→ Task goal
Return the entries verbatim and drop every picture.

→ Input material
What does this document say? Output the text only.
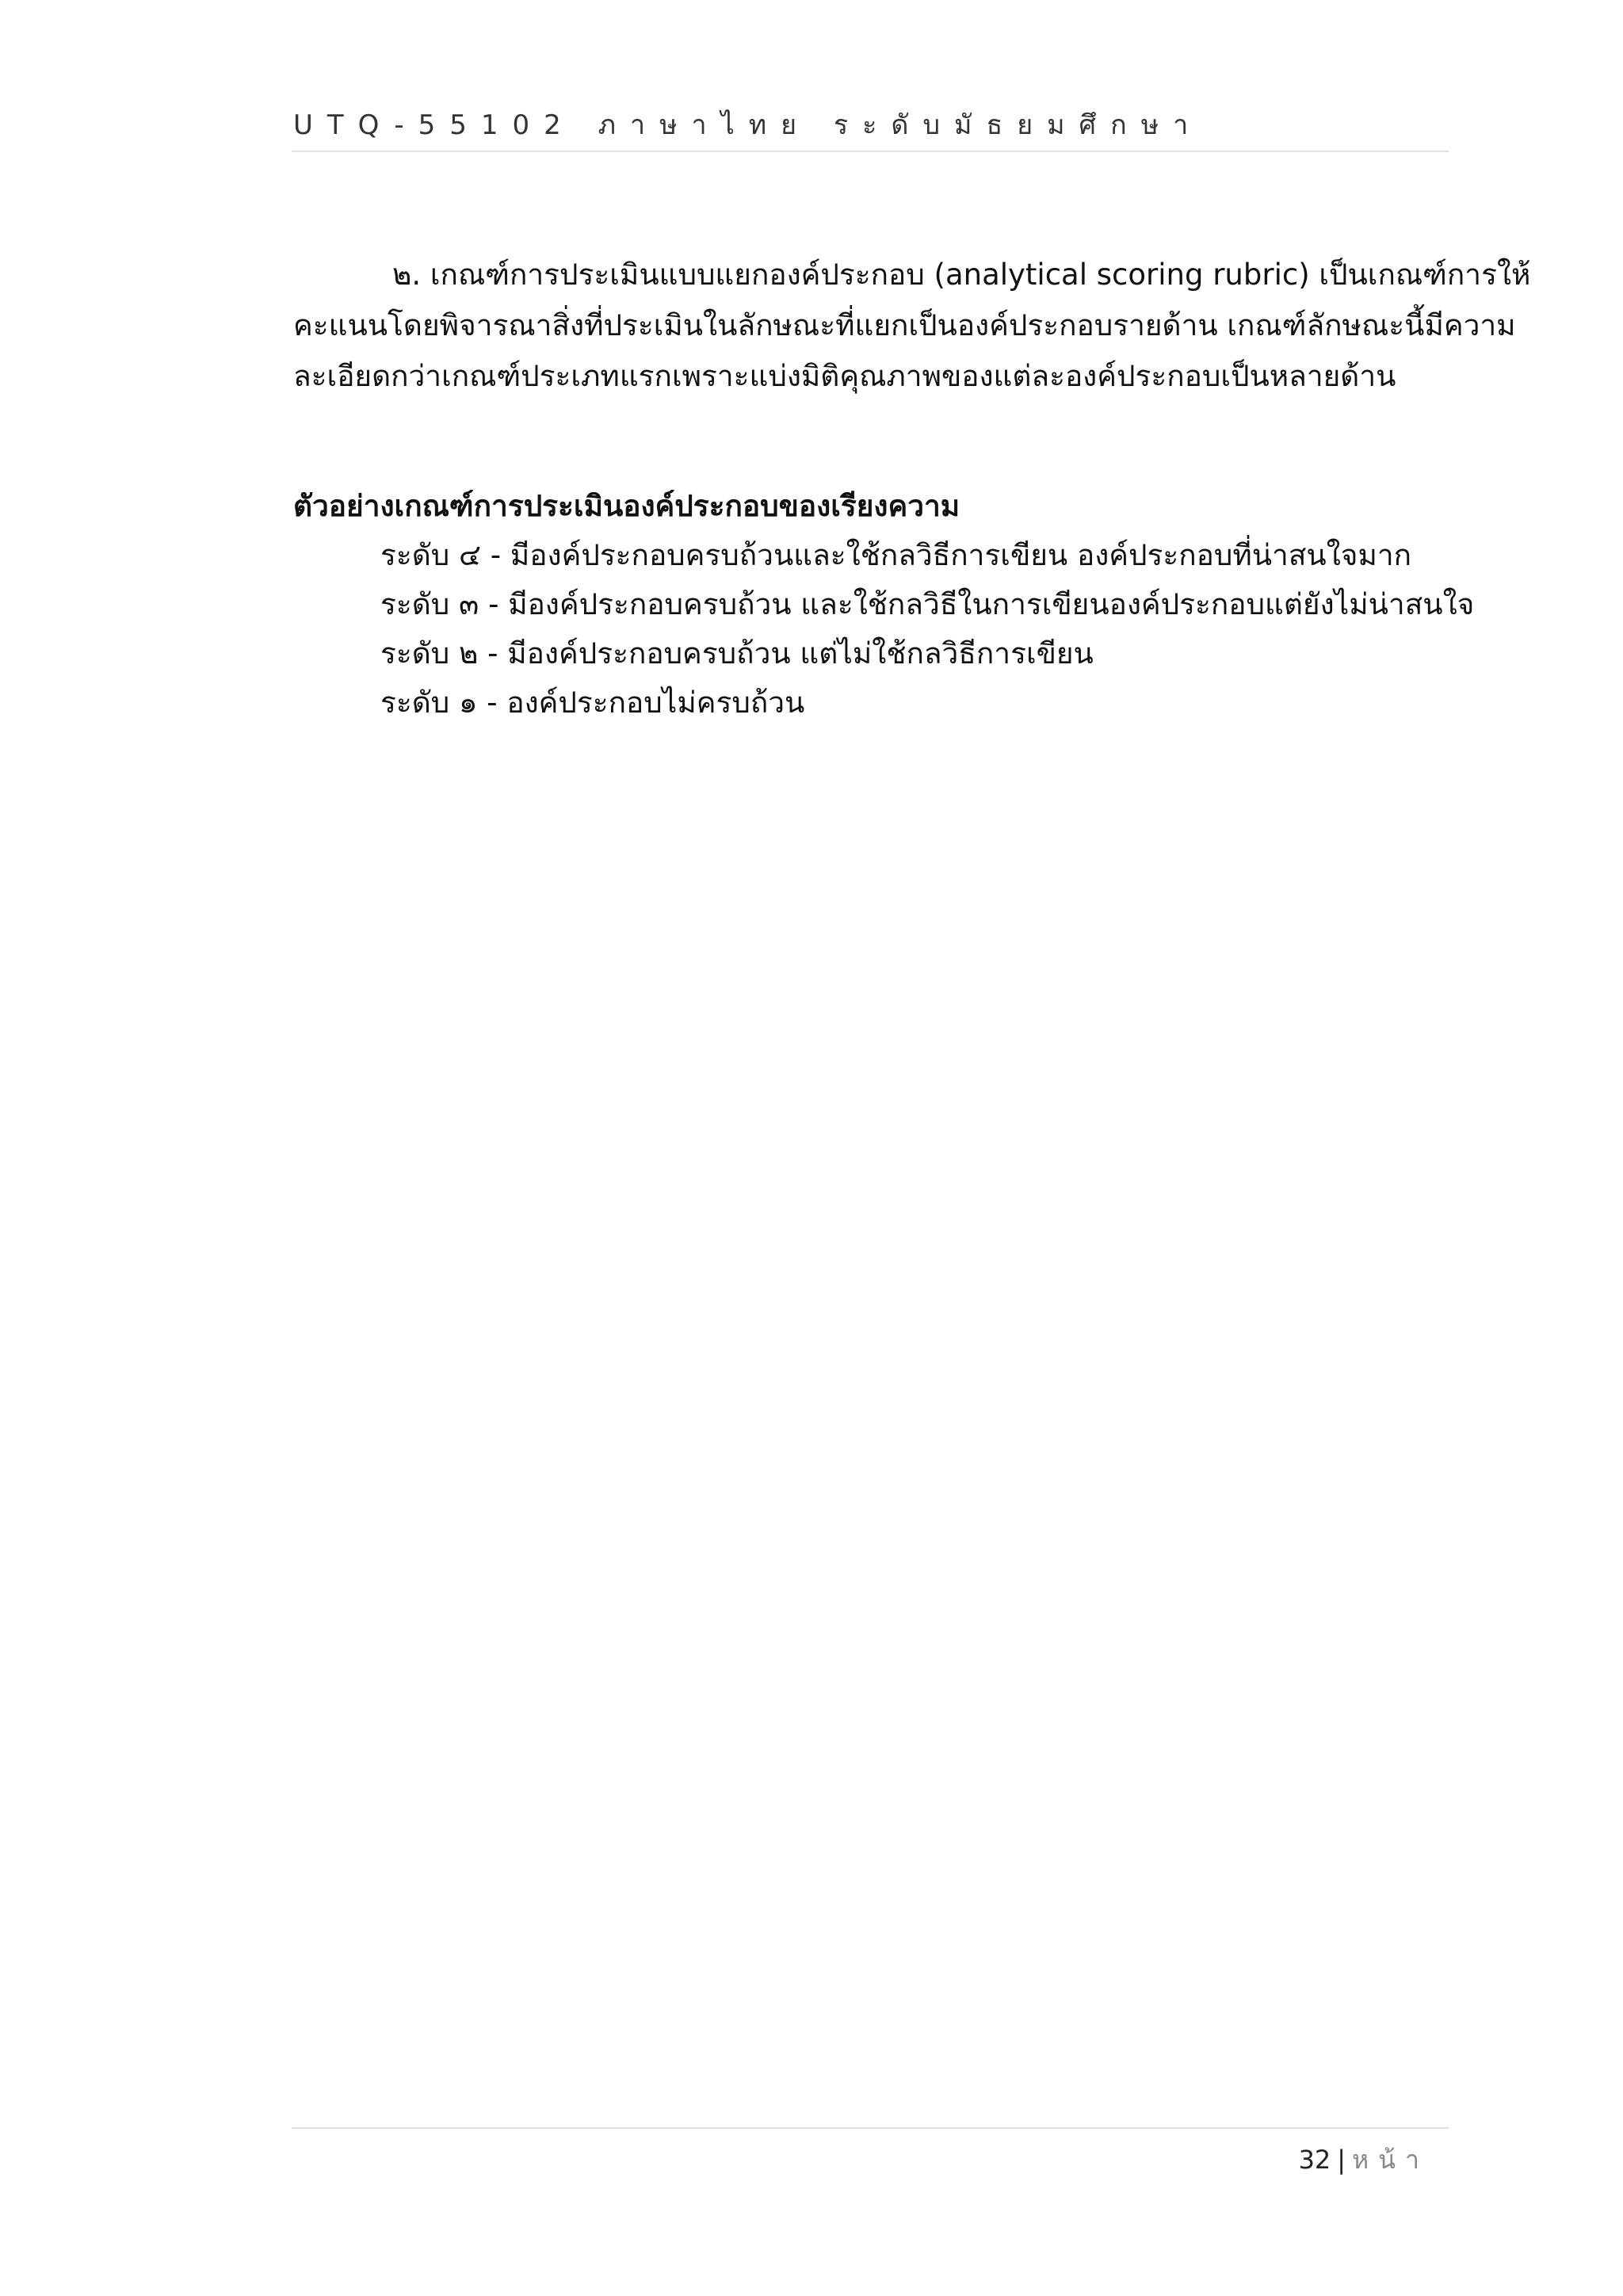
UTQ-55102 ภาษาไทย ระดับมัธยมศึกษา
๒. เกณฑ์การประเมินแบบแยกองค์ประกอบ (analytical scoring rubric) เป็นเกณฑ์การให้
คะแนนโดยพิจารณาสิ่งที่ประเมินในลักษณะที่แยกเป็นองค์ประกอบรายด้าน เกณฑ์ลักษณะนี้มีความ
ละเอียดกว่าเกณฑ์ประเภทแรกเพราะแบ่งมิติคุณภาพของแต่ละองค์ประกอบเป็นหลายด้าน
ตัวอย่างเกณฑ์การประเมินองค์ประกอบของเรียงความ
ระดับ ๔ - มีองค์ประกอบครบถ้วนและใช้กลวิธีการเขียน องค์ประกอบที่น่าสนใจมาก
ระดับ ๓ - มีองค์ประกอบครบถ้วน และใช้กลวิธีในการเขียนองค์ประกอบแต่ยังไม่น่าสนใจ
ระดับ ๒ - มีองค์ประกอบครบถ้วน แต่ไม่ใช้กลวิธีการเขียน
ระดับ ๑ - องค์ประกอบไม่ครบถ้วน
32 | หน้า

→ Final result
What does this document say? Output the text only.
UTQ-55102 ภาษาไทย ระดับมัธยมศึกษา
๒. เกณฑ์การประเมินแบบแยกองค์ประกอบ (analytical scoring rubric) เป็นเกณฑ์การให้
คะแนนโดยพิจารณาสิ่งที่ประเมินในลักษณะที่แยกเป็นองค์ประกอบรายด้าน เกณฑ์ลักษณะนี้มีความ
ละเอียดกว่าเกณฑ์ประเภทแรกเพราะแบ่งมิติคุณภาพของแต่ละองค์ประกอบเป็นหลายด้าน
ตัวอย่างเกณฑ์การประเมินองค์ประกอบของเรียงความ
ระดับ ๔ - มีองค์ประกอบครบถ้วนและใช้กลวิธีการเขียน องค์ประกอบที่น่าสนใจมาก
ระดับ ๓ - มีองค์ประกอบครบถ้วน และใช้กลวิธีในการเขียนองค์ประกอบแต่ยังไม่น่าสนใจ
ระดับ ๒ - มีองค์ประกอบครบถ้วน แต่ไม่ใช้กลวิธีการเขียน
ระดับ ๑ - องค์ประกอบไม่ครบถ้วน
32 | หน้า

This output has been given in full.